# [What the task asks]
Could you copy the records word for word, from their first line through the line containing "panel-a-title: habitual simple", with both of those lines included?

►

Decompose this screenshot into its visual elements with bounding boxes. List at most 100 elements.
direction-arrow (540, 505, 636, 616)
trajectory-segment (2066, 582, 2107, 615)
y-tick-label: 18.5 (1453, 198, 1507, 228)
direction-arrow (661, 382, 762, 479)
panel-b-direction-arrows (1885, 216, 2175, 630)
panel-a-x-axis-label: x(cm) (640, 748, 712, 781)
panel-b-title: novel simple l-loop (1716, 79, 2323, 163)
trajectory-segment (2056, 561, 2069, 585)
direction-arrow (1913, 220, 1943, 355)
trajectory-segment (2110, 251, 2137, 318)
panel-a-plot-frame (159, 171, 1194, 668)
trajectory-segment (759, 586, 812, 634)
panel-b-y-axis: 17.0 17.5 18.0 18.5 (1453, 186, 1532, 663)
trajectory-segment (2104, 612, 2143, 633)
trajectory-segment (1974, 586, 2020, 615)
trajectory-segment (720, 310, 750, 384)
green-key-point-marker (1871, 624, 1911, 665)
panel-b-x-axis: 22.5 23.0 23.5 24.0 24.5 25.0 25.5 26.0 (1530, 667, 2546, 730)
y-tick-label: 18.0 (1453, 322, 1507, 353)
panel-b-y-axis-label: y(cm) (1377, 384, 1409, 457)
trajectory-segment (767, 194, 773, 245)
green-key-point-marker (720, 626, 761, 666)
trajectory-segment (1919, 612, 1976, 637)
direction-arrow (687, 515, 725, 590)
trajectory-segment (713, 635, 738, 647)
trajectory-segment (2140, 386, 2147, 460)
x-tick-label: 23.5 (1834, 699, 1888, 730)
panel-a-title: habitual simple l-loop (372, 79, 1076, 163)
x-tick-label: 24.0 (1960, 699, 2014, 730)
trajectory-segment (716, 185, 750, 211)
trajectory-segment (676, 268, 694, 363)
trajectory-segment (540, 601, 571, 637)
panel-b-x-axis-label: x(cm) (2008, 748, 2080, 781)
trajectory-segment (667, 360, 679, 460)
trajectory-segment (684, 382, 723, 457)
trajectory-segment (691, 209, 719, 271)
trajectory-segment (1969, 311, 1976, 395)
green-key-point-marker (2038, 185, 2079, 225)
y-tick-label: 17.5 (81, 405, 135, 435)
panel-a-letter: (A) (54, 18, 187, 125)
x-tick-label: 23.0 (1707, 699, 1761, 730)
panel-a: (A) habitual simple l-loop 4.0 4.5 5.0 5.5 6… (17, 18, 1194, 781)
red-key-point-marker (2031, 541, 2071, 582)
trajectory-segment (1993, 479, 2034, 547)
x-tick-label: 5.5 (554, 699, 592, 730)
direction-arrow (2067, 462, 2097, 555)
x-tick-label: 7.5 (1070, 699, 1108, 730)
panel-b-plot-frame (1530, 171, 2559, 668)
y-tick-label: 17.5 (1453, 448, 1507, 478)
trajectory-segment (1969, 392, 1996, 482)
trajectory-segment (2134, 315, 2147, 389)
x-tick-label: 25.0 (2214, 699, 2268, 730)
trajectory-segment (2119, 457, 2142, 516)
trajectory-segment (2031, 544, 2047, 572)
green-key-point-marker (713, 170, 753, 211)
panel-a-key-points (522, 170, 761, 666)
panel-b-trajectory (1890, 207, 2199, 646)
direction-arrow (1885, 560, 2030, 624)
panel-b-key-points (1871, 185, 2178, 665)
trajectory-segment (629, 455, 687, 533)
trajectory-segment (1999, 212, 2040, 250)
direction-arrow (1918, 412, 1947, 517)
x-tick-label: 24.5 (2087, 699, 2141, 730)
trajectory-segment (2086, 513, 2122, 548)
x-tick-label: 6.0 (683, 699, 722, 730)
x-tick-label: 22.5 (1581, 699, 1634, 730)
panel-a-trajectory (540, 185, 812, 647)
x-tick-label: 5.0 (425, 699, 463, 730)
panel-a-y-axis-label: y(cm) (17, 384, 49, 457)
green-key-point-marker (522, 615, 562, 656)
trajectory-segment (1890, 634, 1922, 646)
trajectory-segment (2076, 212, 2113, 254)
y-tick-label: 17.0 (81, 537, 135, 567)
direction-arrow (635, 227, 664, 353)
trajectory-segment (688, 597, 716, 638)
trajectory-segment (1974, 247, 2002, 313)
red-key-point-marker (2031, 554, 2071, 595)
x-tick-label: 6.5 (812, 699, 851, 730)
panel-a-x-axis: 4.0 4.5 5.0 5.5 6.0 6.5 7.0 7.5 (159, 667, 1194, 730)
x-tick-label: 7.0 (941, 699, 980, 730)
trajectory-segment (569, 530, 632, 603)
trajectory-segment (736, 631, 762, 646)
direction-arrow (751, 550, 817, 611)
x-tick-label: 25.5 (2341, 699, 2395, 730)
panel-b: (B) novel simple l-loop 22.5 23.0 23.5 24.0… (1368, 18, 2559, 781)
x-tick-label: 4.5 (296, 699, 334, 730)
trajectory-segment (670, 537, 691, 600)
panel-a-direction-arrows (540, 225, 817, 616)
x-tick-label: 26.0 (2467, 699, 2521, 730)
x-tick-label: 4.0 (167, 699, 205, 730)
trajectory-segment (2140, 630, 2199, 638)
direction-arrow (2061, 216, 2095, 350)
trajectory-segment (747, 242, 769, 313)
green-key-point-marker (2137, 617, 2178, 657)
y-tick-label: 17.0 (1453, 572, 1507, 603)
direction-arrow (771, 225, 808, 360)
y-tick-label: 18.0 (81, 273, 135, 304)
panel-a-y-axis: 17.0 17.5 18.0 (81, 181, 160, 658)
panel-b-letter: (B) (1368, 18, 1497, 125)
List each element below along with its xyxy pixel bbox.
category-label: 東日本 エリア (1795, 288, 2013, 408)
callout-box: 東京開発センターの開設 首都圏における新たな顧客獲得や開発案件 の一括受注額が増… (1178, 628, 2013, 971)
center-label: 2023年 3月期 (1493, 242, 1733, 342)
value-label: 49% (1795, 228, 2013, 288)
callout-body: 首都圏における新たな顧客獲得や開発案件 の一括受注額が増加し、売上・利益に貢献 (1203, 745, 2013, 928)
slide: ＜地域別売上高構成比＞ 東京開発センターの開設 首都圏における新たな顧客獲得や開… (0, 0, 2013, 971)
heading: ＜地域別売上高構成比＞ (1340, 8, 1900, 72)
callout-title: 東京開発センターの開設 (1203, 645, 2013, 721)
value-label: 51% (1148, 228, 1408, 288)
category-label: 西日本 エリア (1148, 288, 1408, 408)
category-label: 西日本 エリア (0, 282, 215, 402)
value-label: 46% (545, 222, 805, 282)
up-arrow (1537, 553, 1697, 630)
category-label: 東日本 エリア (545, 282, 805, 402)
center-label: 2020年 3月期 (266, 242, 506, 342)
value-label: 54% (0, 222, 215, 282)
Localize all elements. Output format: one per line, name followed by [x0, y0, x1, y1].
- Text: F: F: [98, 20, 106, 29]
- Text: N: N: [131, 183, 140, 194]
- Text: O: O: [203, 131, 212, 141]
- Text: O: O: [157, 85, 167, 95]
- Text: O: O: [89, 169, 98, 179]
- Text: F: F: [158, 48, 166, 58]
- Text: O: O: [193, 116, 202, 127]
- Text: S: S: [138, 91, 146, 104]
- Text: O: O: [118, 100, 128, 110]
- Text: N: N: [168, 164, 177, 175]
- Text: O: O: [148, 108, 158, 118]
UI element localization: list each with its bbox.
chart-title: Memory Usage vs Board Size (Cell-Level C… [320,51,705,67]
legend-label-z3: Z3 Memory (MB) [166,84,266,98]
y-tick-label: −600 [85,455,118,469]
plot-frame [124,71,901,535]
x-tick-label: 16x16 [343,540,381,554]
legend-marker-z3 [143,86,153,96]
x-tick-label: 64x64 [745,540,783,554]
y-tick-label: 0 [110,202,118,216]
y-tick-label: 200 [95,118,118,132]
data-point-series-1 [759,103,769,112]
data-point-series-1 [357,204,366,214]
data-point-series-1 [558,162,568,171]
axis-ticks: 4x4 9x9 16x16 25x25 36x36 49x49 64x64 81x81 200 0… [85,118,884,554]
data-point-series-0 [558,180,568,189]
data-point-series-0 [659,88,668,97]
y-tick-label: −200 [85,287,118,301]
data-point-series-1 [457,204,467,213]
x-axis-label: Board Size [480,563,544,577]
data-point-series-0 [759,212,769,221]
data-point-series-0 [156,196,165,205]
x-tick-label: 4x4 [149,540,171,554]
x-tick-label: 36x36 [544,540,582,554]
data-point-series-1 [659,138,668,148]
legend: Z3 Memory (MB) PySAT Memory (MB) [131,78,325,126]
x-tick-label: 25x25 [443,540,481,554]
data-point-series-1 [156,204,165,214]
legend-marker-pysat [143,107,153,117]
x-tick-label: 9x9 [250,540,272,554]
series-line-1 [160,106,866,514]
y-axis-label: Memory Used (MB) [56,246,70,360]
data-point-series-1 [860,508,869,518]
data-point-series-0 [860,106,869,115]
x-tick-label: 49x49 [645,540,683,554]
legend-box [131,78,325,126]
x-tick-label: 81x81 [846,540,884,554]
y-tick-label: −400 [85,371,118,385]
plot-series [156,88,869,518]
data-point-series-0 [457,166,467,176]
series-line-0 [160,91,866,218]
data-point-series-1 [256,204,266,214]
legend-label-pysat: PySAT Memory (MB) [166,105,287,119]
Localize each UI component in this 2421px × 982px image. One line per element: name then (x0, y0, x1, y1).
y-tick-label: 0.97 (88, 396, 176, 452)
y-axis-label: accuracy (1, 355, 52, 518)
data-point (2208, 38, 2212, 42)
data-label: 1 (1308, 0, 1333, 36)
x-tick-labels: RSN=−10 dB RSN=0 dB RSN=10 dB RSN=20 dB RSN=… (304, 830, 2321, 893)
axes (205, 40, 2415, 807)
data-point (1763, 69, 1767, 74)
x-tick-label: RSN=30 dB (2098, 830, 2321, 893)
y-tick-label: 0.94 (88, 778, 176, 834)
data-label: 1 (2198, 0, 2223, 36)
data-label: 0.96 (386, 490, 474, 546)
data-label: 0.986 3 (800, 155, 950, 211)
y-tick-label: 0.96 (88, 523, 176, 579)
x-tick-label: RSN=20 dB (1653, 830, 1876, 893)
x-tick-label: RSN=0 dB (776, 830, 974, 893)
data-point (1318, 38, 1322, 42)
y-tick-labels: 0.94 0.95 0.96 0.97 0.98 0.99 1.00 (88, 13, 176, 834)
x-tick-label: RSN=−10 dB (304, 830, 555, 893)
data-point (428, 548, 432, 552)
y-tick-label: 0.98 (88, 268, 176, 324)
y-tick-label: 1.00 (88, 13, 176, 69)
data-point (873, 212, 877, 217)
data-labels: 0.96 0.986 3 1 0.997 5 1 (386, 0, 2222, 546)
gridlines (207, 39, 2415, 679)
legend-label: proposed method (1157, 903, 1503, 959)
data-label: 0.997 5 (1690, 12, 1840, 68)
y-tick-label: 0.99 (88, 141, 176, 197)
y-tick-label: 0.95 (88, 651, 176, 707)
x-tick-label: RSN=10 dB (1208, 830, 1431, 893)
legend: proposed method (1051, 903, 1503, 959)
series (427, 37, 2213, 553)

◄

# [The response]
Decompose this screenshot into its visual elements with bounding boxes. List at most 100 elements.
direction-arrow (540, 505, 636, 616)
trajectory-segment (2066, 582, 2107, 615)
y-tick-label: 18.5 (1453, 198, 1507, 228)
direction-arrow (661, 382, 762, 479)
panel-b-direction-arrows (1885, 216, 2175, 630)
panel-a-x-axis-label: x(cm) (640, 748, 712, 781)
panel-b-title: novel simple l-loop (1716, 79, 2323, 163)
trajectory-segment (2056, 561, 2069, 585)
direction-arrow (1913, 220, 1943, 355)
trajectory-segment (2110, 251, 2137, 318)
panel-a-plot-frame (159, 171, 1194, 668)
trajectory-segment (759, 586, 812, 634)
panel-b-y-axis: 17.0 17.5 18.0 18.5 (1453, 186, 1532, 663)
trajectory-segment (2104, 612, 2143, 633)
trajectory-segment (1974, 586, 2020, 615)
trajectory-segment (720, 310, 750, 384)
green-key-point-marker (1871, 624, 1911, 665)
panel-b-x-axis: 22.5 23.0 23.5 24.0 24.5 25.0 25.5 26.0 (1530, 667, 2546, 730)
y-tick-label: 18.0 (1453, 322, 1507, 353)
panel-b-y-axis-label: y(cm) (1377, 384, 1409, 457)
trajectory-segment (767, 194, 773, 245)
green-key-point-marker (720, 626, 761, 666)
trajectory-segment (1919, 612, 1976, 637)
direction-arrow (687, 515, 725, 590)
trajectory-segment (713, 635, 738, 647)
trajectory-segment (2140, 386, 2147, 460)
x-tick-label: 23.5 (1834, 699, 1888, 730)
panel-a-title: habitual simple l-loop (372, 79, 1076, 163)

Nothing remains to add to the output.